**Tarea**
Cita literalmente las líneas de las entradas, empezando por la línea que contiene "For every button, label, input, icon, or" y siguiendo hasta la línea que contiene "band-lower-gwb-from-pop-iii bbox=[101, 210, 546, 295]", ambas incluidas.

**Datos de entrada**

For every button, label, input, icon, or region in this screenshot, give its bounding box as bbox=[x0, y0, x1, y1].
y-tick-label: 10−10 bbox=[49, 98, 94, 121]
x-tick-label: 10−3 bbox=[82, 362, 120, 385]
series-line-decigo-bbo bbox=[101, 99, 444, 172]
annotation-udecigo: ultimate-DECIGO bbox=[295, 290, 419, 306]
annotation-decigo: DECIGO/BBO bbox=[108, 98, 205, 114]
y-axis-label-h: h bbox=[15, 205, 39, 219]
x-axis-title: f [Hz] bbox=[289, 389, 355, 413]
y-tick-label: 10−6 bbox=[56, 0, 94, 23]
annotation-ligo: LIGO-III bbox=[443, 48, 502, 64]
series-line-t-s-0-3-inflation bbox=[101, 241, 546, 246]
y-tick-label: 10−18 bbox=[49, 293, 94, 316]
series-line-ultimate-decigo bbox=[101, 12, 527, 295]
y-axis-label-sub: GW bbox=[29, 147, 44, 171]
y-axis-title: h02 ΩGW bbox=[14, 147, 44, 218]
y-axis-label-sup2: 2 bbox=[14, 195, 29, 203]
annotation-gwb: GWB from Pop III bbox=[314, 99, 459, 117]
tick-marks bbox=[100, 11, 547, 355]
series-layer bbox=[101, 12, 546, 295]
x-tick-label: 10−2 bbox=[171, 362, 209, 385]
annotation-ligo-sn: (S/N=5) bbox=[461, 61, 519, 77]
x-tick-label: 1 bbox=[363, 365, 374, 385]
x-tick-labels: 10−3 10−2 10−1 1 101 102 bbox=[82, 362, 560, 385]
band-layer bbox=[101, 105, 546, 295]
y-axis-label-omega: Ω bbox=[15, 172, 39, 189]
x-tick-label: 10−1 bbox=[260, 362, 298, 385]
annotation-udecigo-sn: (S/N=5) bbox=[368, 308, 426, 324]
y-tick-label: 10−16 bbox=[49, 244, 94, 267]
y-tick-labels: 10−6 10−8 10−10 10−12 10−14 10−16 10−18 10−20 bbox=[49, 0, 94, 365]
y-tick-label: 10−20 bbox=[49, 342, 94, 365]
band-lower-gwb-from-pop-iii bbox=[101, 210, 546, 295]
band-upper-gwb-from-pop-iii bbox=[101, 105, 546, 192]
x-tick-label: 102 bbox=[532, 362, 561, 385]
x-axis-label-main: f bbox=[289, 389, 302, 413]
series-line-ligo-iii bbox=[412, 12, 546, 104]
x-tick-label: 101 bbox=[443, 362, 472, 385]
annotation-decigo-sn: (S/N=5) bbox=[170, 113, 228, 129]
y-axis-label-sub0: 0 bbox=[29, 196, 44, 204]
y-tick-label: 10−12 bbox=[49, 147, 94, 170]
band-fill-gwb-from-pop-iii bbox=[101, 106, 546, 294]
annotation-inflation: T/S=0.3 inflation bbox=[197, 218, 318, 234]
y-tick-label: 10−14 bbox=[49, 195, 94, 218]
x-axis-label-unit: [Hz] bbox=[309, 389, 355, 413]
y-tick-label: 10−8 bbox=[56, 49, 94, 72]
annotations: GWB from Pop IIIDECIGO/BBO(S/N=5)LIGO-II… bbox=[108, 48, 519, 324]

* * *

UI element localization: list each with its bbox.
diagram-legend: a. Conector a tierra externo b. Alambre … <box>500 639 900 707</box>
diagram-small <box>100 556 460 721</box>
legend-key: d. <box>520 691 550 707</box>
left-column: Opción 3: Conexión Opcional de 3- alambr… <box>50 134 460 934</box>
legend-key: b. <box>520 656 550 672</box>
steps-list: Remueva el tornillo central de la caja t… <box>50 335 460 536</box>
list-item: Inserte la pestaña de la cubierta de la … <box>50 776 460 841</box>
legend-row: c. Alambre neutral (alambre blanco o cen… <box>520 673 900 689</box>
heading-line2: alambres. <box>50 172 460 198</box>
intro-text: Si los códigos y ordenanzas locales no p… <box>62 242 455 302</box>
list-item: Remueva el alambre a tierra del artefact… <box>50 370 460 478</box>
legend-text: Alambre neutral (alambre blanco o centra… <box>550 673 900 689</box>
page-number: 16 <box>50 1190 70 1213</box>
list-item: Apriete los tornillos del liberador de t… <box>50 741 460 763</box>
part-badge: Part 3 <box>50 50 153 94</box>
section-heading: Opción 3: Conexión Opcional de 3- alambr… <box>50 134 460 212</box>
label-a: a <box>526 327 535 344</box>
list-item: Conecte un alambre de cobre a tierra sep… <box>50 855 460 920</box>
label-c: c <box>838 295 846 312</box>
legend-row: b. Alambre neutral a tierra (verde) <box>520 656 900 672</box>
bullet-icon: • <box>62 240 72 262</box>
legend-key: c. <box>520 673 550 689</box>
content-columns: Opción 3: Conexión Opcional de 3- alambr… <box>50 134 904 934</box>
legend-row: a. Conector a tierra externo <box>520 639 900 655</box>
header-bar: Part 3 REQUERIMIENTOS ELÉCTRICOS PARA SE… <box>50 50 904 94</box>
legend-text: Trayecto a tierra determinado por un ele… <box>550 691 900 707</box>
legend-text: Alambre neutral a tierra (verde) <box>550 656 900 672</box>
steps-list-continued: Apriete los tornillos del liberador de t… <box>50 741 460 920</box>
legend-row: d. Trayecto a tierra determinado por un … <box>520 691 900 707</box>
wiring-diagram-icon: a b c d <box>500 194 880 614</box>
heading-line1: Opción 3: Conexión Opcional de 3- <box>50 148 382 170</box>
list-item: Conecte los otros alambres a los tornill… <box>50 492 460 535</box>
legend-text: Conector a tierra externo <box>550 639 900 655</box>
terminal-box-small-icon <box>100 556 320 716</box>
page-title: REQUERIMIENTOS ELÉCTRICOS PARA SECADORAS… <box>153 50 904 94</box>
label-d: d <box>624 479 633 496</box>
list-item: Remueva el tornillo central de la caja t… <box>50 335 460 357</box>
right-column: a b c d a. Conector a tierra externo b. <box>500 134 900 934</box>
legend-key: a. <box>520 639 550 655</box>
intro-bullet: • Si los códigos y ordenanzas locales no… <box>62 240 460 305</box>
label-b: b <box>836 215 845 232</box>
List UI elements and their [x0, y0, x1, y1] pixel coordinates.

...

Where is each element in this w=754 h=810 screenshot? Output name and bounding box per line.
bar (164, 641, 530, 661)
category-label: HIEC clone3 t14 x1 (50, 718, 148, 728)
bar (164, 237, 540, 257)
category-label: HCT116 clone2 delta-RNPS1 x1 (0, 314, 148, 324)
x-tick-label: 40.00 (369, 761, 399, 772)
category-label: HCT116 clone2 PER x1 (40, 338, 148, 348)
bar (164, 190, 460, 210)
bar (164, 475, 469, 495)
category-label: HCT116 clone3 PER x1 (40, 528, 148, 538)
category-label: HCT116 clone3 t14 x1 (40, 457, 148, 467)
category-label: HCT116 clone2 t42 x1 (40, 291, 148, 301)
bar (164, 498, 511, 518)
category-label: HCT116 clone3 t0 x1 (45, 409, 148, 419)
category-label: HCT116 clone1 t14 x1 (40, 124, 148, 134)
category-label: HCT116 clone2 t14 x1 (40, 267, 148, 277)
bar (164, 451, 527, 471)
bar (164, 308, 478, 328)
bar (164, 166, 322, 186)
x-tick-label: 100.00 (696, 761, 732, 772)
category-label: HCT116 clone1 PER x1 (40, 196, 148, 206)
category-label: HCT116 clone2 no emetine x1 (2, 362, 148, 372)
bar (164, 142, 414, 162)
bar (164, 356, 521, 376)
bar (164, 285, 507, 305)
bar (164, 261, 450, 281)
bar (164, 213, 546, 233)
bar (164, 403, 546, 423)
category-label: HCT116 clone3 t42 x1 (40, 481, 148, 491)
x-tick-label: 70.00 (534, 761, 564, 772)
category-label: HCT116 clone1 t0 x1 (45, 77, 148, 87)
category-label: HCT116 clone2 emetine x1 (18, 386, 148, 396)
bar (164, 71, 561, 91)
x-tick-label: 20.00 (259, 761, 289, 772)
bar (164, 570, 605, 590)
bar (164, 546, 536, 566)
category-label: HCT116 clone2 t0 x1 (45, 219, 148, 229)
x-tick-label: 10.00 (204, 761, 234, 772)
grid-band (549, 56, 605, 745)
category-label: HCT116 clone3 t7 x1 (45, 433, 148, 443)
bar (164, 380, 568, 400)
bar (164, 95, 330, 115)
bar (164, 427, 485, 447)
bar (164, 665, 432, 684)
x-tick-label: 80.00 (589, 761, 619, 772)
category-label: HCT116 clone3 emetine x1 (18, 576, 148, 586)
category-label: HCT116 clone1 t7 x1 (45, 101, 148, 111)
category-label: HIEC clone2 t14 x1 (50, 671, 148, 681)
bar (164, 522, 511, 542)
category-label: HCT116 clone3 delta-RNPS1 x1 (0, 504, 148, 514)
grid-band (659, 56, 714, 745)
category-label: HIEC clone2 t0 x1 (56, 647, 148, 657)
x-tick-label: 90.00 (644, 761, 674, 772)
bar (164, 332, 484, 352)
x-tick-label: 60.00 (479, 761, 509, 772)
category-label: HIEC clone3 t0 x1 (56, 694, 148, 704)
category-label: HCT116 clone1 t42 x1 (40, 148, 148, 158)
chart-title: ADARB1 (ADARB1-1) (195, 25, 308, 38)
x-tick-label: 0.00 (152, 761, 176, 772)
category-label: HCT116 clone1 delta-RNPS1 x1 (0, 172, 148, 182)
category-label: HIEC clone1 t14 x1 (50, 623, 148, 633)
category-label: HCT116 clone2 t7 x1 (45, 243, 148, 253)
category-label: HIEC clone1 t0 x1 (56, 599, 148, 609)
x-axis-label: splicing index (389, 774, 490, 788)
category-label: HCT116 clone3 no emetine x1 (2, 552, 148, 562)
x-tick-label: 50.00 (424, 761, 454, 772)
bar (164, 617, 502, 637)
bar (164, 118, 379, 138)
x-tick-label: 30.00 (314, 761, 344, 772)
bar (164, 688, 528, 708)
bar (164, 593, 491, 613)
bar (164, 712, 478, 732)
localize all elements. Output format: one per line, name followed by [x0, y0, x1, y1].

**Respuesta**
For every button, label, input, icon, or region in this screenshot, give its bounding box as bbox=[x0, y0, x1, y1].
y-tick-label: 10−10 bbox=[49, 98, 94, 121]
x-tick-label: 10−3 bbox=[82, 362, 120, 385]
series-line-decigo-bbo bbox=[101, 99, 444, 172]
annotation-udecigo: ultimate-DECIGO bbox=[295, 290, 419, 306]
annotation-decigo: DECIGO/BBO bbox=[108, 98, 205, 114]
y-axis-label-h: h bbox=[15, 205, 39, 219]
x-axis-title: f [Hz] bbox=[289, 389, 355, 413]
y-tick-label: 10−6 bbox=[56, 0, 94, 23]
annotation-ligo: LIGO-III bbox=[443, 48, 502, 64]
series-line-t-s-0-3-inflation bbox=[101, 241, 546, 246]
y-tick-label: 10−18 bbox=[49, 293, 94, 316]
series-line-ultimate-decigo bbox=[101, 12, 527, 295]
y-axis-label-sub: GW bbox=[29, 147, 44, 171]
y-axis-title: h02 ΩGW bbox=[14, 147, 44, 218]
y-axis-label-sup2: 2 bbox=[14, 195, 29, 203]
annotation-gwb: GWB from Pop III bbox=[314, 99, 459, 117]
tick-marks bbox=[100, 11, 547, 355]
series-layer bbox=[101, 12, 546, 295]
x-tick-label: 10−2 bbox=[171, 362, 209, 385]
annotation-ligo-sn: (S/N=5) bbox=[461, 61, 519, 77]
x-tick-label: 1 bbox=[363, 365, 374, 385]
x-tick-labels: 10−3 10−2 10−1 1 101 102 bbox=[82, 362, 560, 385]
band-layer bbox=[101, 105, 546, 295]
y-axis-label-omega: Ω bbox=[15, 172, 39, 189]
x-tick-label: 10−1 bbox=[260, 362, 298, 385]
annotation-udecigo-sn: (S/N=5) bbox=[368, 308, 426, 324]
y-tick-label: 10−16 bbox=[49, 244, 94, 267]
y-tick-labels: 10−6 10−8 10−10 10−12 10−14 10−16 10−18 10−20 bbox=[49, 0, 94, 365]
y-tick-label: 10−20 bbox=[49, 342, 94, 365]
band-lower-gwb-from-pop-iii bbox=[101, 210, 546, 295]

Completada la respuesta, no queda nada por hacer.